»»
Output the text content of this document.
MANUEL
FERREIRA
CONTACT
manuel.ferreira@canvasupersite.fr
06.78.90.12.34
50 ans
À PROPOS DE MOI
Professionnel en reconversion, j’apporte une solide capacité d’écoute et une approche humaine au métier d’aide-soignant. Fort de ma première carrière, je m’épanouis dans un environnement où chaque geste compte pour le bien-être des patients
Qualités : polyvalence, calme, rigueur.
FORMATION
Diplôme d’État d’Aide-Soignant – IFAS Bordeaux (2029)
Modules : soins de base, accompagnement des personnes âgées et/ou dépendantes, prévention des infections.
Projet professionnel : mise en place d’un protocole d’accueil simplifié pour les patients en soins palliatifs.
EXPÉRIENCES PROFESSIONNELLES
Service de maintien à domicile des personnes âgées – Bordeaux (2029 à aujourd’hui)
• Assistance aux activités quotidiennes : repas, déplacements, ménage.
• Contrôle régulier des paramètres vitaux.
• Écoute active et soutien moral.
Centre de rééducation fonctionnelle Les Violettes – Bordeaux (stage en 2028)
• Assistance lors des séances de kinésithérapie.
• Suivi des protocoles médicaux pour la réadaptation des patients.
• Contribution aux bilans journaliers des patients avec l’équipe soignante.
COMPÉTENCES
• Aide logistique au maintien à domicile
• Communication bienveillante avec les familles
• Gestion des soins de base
««
TASK GOAL: Reply with the complete data above, every character as it stands.

RESPONSE TO THE EXERCISE:
Output the text content of this document.
MANUEL
FERREIRA
CONTACT
manuel.ferreira@canvasupersite.fr
06.78.90.12.34
50 ans
À PROPOS DE MOI
Professionnel en reconversion, j’apporte une solide capacité d’écoute et une approche humaine au métier d’aide-soignant. Fort de ma première carrière, je m’épanouis dans un environnement où chaque geste compte pour le bien-être des patients
Qualités : polyvalence, calme, rigueur.
FORMATION
Diplôme d’État d’Aide-Soignant – IFAS Bordeaux (2029)
Modules : soins de base, accompagnement des personnes âgées et/ou dépendantes, prévention des infections.
Projet professionnel : mise en place d’un protocole d’accueil simplifié pour les patients en soins palliatifs.
EXPÉRIENCES PROFESSIONNELLES
Service de maintien à domicile des personnes âgées – Bordeaux (2029 à aujourd’hui)
• Assistance aux activités quotidiennes : repas, déplacements, ménage.
• Contrôle régulier des paramètres vitaux.
• Écoute active et soutien moral.
Centre de rééducation fonctionnelle Les Violettes – Bordeaux (stage en 2028)
• Assistance lors des séances de kinésithérapie.
• Suivi des protocoles médicaux pour la réadaptation des patients.
• Contribution aux bilans journaliers des patients avec l’équipe soignante.
COMPÉTENCES
• Aide logistique au maintien à domicile
• Communication bienveillante avec les familles
• Gestion des soins de base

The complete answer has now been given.